- Born: Blake Liahona Allen July 21, 1988 (age 38) Tucson, Arizona, U.S.
- Occupations: Composer; Violist; Music Director;
- Spouse: Marti Gould Cummings ​ ​(m. 2016⁠–⁠2022)​
- Website: www.blakeallen.org

= Blake Allen =

American composer and viola player (born 1988)

Blake Liahona Allen (born July 21, 1988, in Tucson, Arizona) is an American composer and viola player who is most known for writing The Ceiling, Insomnia—which debuted at Carnegie Hall— and The Shards of an Honor Code Junkie, music directing the 2019 revival of Over Here!, writing the theme song for the talk show Doris Dear's Gurl Talk, and appearing on Shade: Queens of NYC.

==Early life and education==
Blake Liahona Allen was born in Tucson, Arizona on July 21, 1988, the fourth child of pianist Marsha Allen (née Wilcox) and San Allen, an engineer and chief operating officer for Winchester Electronics. His family moved to St. Petersburg, Florida shortly after his birth, then to Gainesville before eventually settling in El Paso, Texas, where he spent most of his youth. He grew up a member of The Church of Jesus Christ of Latter-day Saints and was in the viola sections of both the El Paso Symphony Orchestra and Las Cruces Symphony while attending Franklin High School.

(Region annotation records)

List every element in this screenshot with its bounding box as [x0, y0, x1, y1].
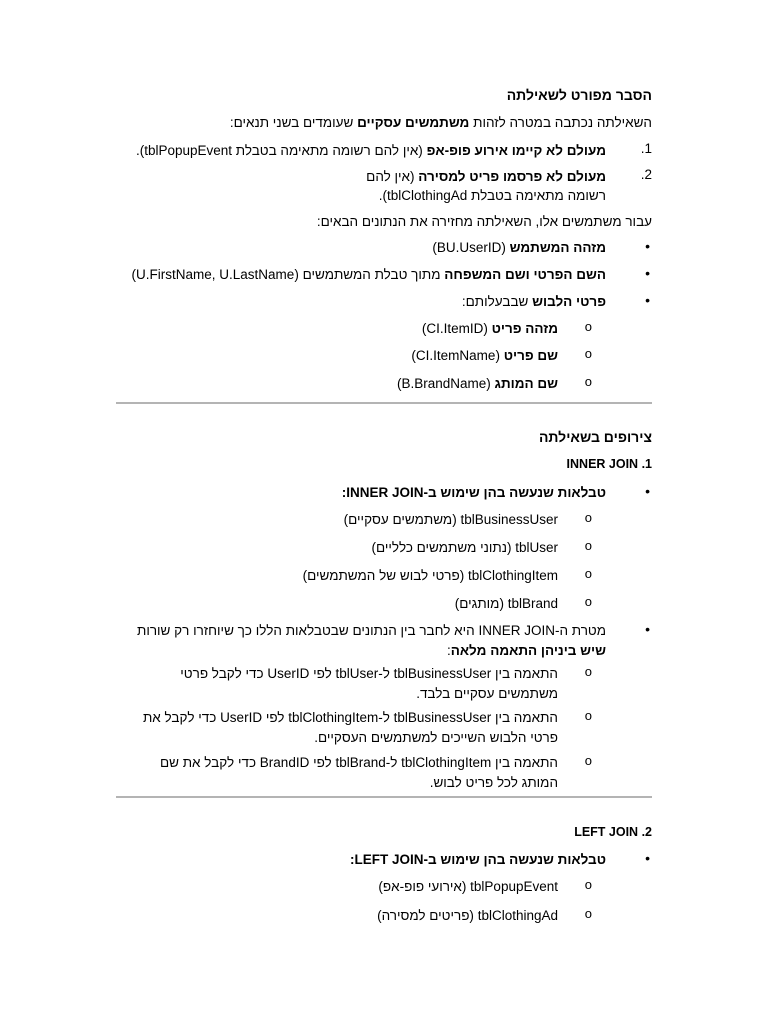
bullet-icon: • — [645, 621, 650, 637]
goal-text-bold: שיש ביניהן התאמה מלאה — [450, 643, 606, 658]
circle-bullet-icon: o — [584, 594, 592, 609]
divider — [116, 402, 652, 404]
goal-text-a: מטרת ה-INNER JOIN היא לחבר בין הנתונים שבטבלאות הללו כך שיוחזרו רק שורות — [137, 623, 606, 638]
circle-bullet-icon: o — [584, 510, 592, 525]
return-item-names — [116, 265, 606, 285]
left-tables-title: טבלאות שנעשה בהן שימוש ב-LEFT JOIN: — [349, 852, 606, 867]
inner-table-item: tblUser (נתוני משתמשים כלליים) — [371, 540, 558, 555]
circle-bullet-icon: o — [584, 538, 592, 553]
bullet-icon: • — [645, 238, 650, 254]
r2-bold: השם הפרטי ושם המשפחה — [444, 267, 606, 282]
left-table-item: tblClothingAd (פריטים למסירה) — [377, 908, 558, 923]
inner-table-item: tblClothingItem (פרטי לבוש של המשתמשים) — [302, 568, 558, 583]
cond1-number: 1. — [640, 141, 652, 156]
circle-bullet-icon: o — [584, 753, 592, 768]
cond2-number: 2. — [640, 167, 652, 182]
inner-join-goal — [116, 621, 606, 661]
cond1-bold: מעולם לא קיימו אירוע פופ-אפ — [426, 143, 606, 158]
circle-bullet-icon: o — [584, 708, 592, 723]
section-title-joins: צירופים בשאילתה — [538, 429, 652, 445]
r1-bold: מזהה המשתמש — [509, 240, 606, 255]
left-join-heading: 2. LEFT JOIN — [574, 825, 652, 839]
intro-text-c: שעומדים בשני תנאים: — [229, 115, 358, 130]
match-item: התאמה בין tblClothingItem ל-tblBrand לפי BrandID כדי לקבל את שם המותג לכל פריט לבוש. — [159, 755, 558, 790]
bullet-icon: • — [645, 292, 650, 308]
s2-bold: שם פריט — [503, 348, 558, 363]
intro-paragraph — [116, 113, 652, 132]
s3-rest: (B.BrandName) — [396, 376, 495, 391]
circle-bullet-icon: o — [584, 566, 592, 581]
bullet-icon: • — [645, 850, 650, 866]
sub-item-itemid — [116, 319, 558, 339]
left-table-item: tblPopupEvent (אירועי פופ-אפ) — [378, 879, 558, 894]
r2-rest: מתוך טבלת המשתמשים (U.FirstName, U.LastName) — [131, 267, 445, 282]
sub-item-brandname — [116, 374, 558, 394]
goal-text-c: : — [446, 643, 451, 658]
circle-bullet-icon: o — [584, 877, 592, 892]
section-title-explanation: הסבר מפורט לשאילתה — [506, 87, 652, 103]
circle-bullet-icon: o — [584, 664, 592, 679]
divider — [116, 796, 652, 798]
s1-rest: (CI.ItemID) — [421, 321, 492, 336]
cond1-rest: (אין להם רשומה מתאימה בטבלת tblPopupEvent). — [135, 143, 427, 158]
inner-join-heading: 1. INNER JOIN — [566, 457, 652, 471]
bullet-icon: • — [645, 265, 650, 281]
inner-table-item: tblBrand (מותגים) — [454, 596, 558, 611]
circle-bullet-icon: o — [584, 319, 592, 334]
return-item-userid — [116, 238, 606, 258]
s1-bold: מזהה פריט — [491, 321, 558, 336]
return-item-clothing — [116, 292, 606, 312]
r3-bold: פרטי הלבוש — [532, 294, 606, 309]
cond2-rest: (אין להם רשומה מתאימה בטבלת tblClothingAd). — [366, 169, 606, 203]
s3-bold: שם המותג — [494, 376, 558, 391]
circle-bullet-icon: o — [584, 374, 592, 389]
inner-tables-title: טבלאות שנעשה בהן שימוש ב-INNER JOIN: — [341, 485, 606, 500]
sub-item-itemname — [116, 346, 558, 366]
returns-intro: עבור משתמשים אלו, השאילתה מחזירה את הנתונים הבאים: — [316, 214, 652, 229]
s2-rest: (CI.ItemName) — [411, 348, 504, 363]
bullet-icon: • — [645, 483, 650, 499]
circle-bullet-icon: o — [584, 346, 592, 361]
circle-bullet-icon: o — [584, 906, 592, 921]
cond1-text — [116, 141, 606, 160]
inner-table-item: tblBusinessUser (משתמשים עסקיים) — [343, 512, 558, 527]
intro-text-a: השאילתה נכתבה במטרה לזהות — [469, 115, 652, 130]
r1-rest: (BU.UserID) — [432, 240, 510, 255]
match-item: התאמה בין tblBusinessUser ל-tblClothingItem לפי UserID כדי לקבל את פרטי הלבוש השייכים למשתמשים העסקיים. — [142, 710, 558, 745]
match-item: התאמה בין tblBusinessUser ל-tblUser לפי UserID כדי לקבל פרטי משתמשים עסקיים בלבד. — [180, 666, 558, 701]
cond2-bold: מעולם לא פרסמו פריט למסירה — [418, 169, 606, 184]
r3-rest: שבבעלותם: — [461, 294, 533, 309]
cond2-text — [330, 167, 606, 205]
intro-text-bold: משתמשים עסקיים — [357, 115, 470, 130]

Task to carry out:
According to the Blake Allen biography, in which two orchestras did he play viola while attending Franklin High School? These records were taken from a separate source.

Task answer:
The El Paso Symphony Orchestra and the Las Cruces Symphony.